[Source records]
════════
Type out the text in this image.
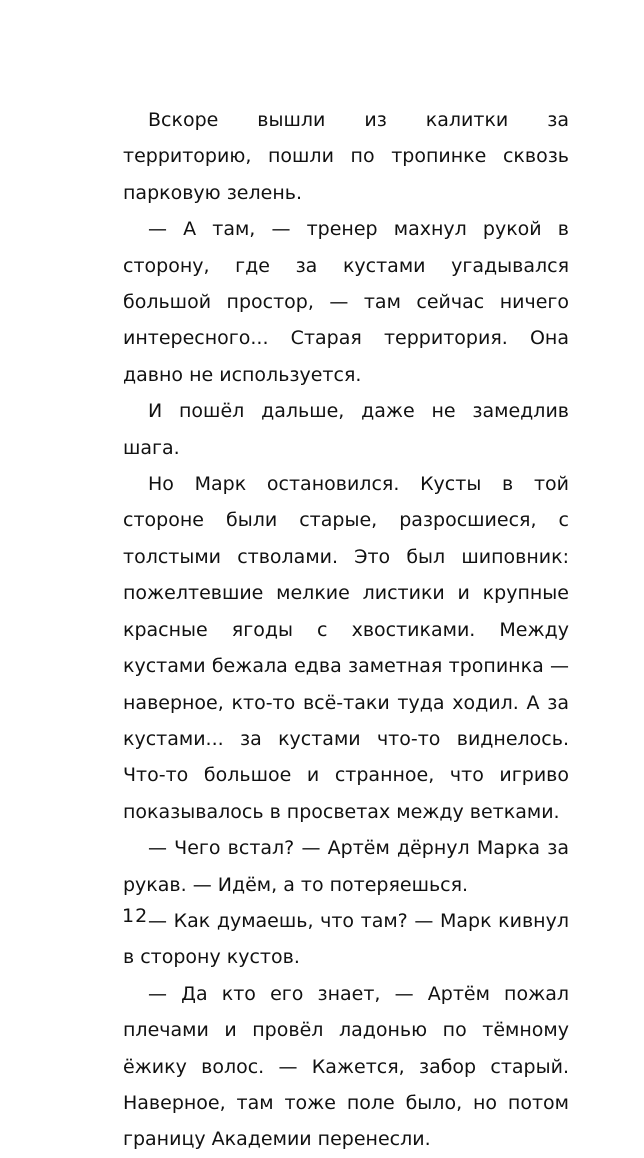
Вскоре вышли из калитки за территорию, пошли по тропинке сквозь парковую зелень.

— А там, — тренер махнул рукой в сторону, где за кустами угадывался большой простор, — там сейчас ничего интересного... Старая территория. Она давно не используется.

И пошёл дальше, даже не замедлив шага.

Но Марк остановился. Кусты в той стороне были старые, разросшиеся, с толстыми стволами. Это был шиповник: пожелтевшие мелкие листики и крупные красные ягоды с хвостиками. Между кустами бежала едва заметная тропинка — наверное, кто-то всё-таки туда ходил. А за кустами... за кустами что-то виднелось. Что-то большое и странное, что игриво показывалось в просветах между ветками.

— Чего встал? — Артём дёрнул Марка за рукав. — Идём, а то потеряешься.

— Как думаешь, что там? — Марк кивнул в сторону кустов.

— Да кто его знает, — Артём пожал плечами и провёл ладонью по тёмному ёжику волос. — Кажется, забор старый. Наверное, там тоже поле было, но потом границу Академии перенесли.

12
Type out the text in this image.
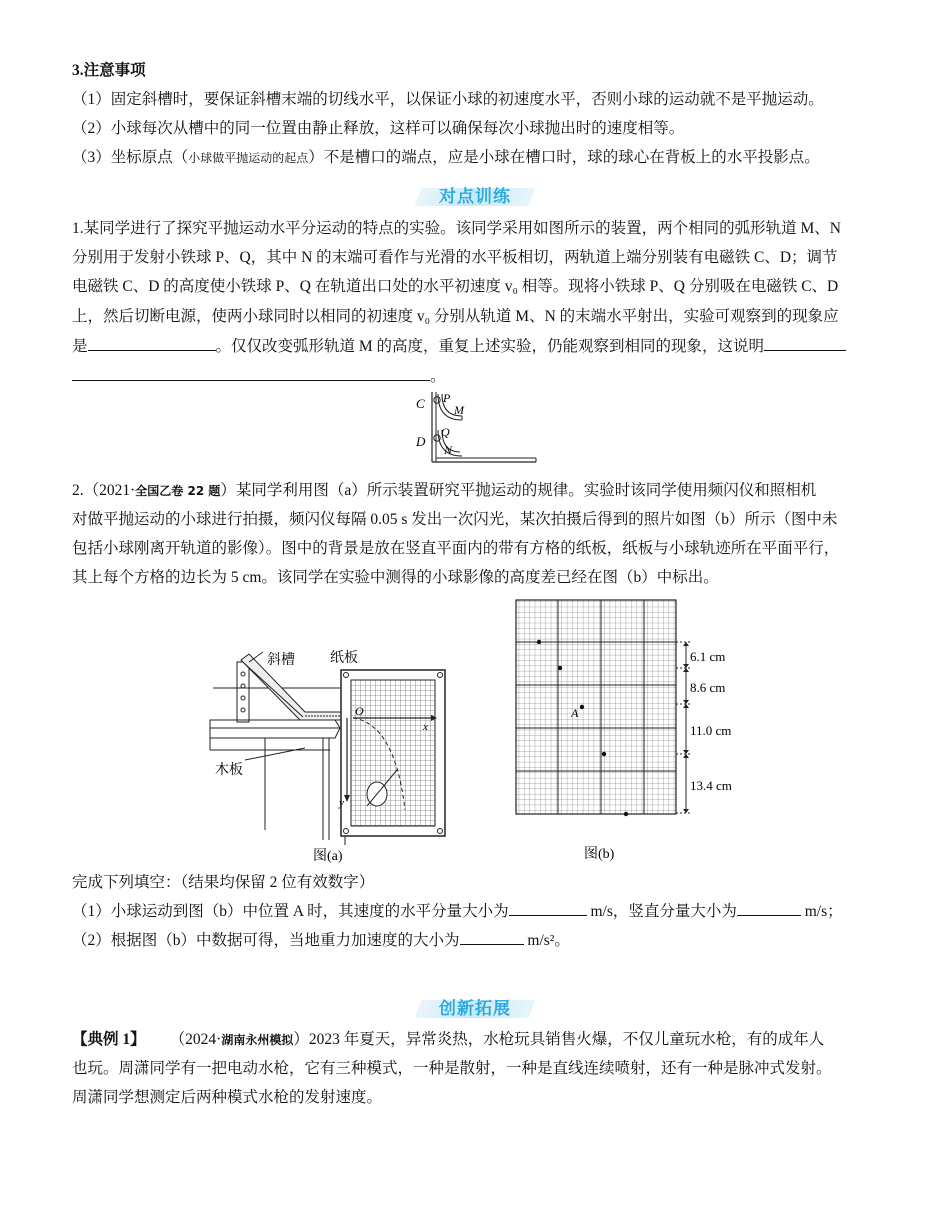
3.注意事项
（1）固定斜槽时，要保证斜槽末端的切线水平，以保证小球的初速度水平，否则小球的运动就不是平抛运动。
（2）小球每次从槽中的同一位置由静止释放，这样可以确保每次小球抛出时的速度相等。
（3）坐标原点（小球做平抛运动的起点）不是槽口的端点，应是小球在槽口时，球的球心在背板上的水平投影点。
对点训练
1.某同学进行了探究平抛运动水平分运动的特点的实验。该同学采用如图所示的装置，两个相同的弧形轨道 M、N
分别用于发射小铁球 P、Q，其中 N 的末端可看作与光滑的水平板相切，两轨道上端分别装有电磁铁 C、D；调节
电磁铁 C、D 的高度使小铁球 P、Q 在轨道出口处的水平初速度 v₀ 相等。现将小铁球 P、Q 分别吸在电磁铁 C、D
上，然后切断电源，使两小球同时以相同的初速度 v₀ 分别从轨道 M、N 的末端水平射出，实验可观察到的现象应
是	。仅仅改变弧形轨道 M 的高度，重复上述实验，仍能观察到相同的现象，这说明
。
C P
M
D
Q
N
2.（2021·全国乙卷 22 题）某同学利用图（a）所示装置研究平抛运动的规律。实验时该同学使用频闪仪和照相机
对做平抛运动的小球进行拍摄，频闪仪每隔 0.05 s 发出一次闪光，某次拍摄后得到的照片如图（b）所示（图中未
包括小球刚离开轨道的影像）。图中的背景是放在竖直平面内的带有方格的纸板，纸板与小球轨迹所在平面平行，
其上每个方格的边长为 5 cm。该同学在实验中测得的小球影像的高度差已经在图（b）中标出。
斜槽	纸板
木板
O
x
y
图(a)
A
6.1 cm
8.6 cm
11.0 cm
13.4 cm
图(b)
完成下列填空：（结果均保留 2 位有效数字）
（1）小球运动到图（b）中位置 A 时，其速度的水平分量大小为	m/s，竖直分量大小为	m/s；
（2）根据图（b）中数据可得，当地重力加速度的大小为	m/s²。
创新拓展
【典例 1】 （2024·湖南永州模拟）2023 年夏天，异常炎热，水枪玩具销售火爆，不仅儿童玩水枪，有的成年人
也玩。周潇同学有一把电动水枪，它有三种模式，一种是散射，一种是直线连续喷射，还有一种是脉冲式发射。
周潇同学想测定后两种模式水枪的发射速度。
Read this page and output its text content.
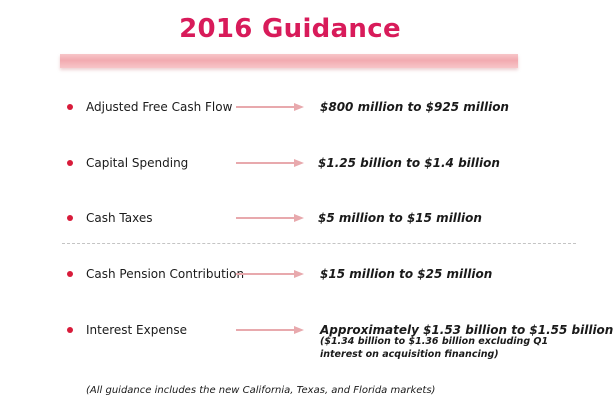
2016 Guidance
Adjusted Free Cash Flow	$800 million to $925 million
Capital Spending	$1.25 billion to $1.4 billion
Cash Taxes	$5 million to $15 million
Cash Pension Contribution	$15 million to $25 million
Interest Expense	Approximately $1.53 billion to $1.55 billion
($1.34 billion to $1.36 billion excluding Q1
interest on acquisition financing)
(All guidance includes the new California, Texas, and Florida markets)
════════
Copy each line from the records above that includes the string "Артём".

— Чего встал? — Артём дёрнул Марка за рукав. — Идём, а то потеряешься.
— Да кто его знает, — Артём пожал плечами и провёл ладонью по тёмному ёжику волос. — Кажется, забор старый. Наверное, там тоже поле было, но потом границу Академии перенесли.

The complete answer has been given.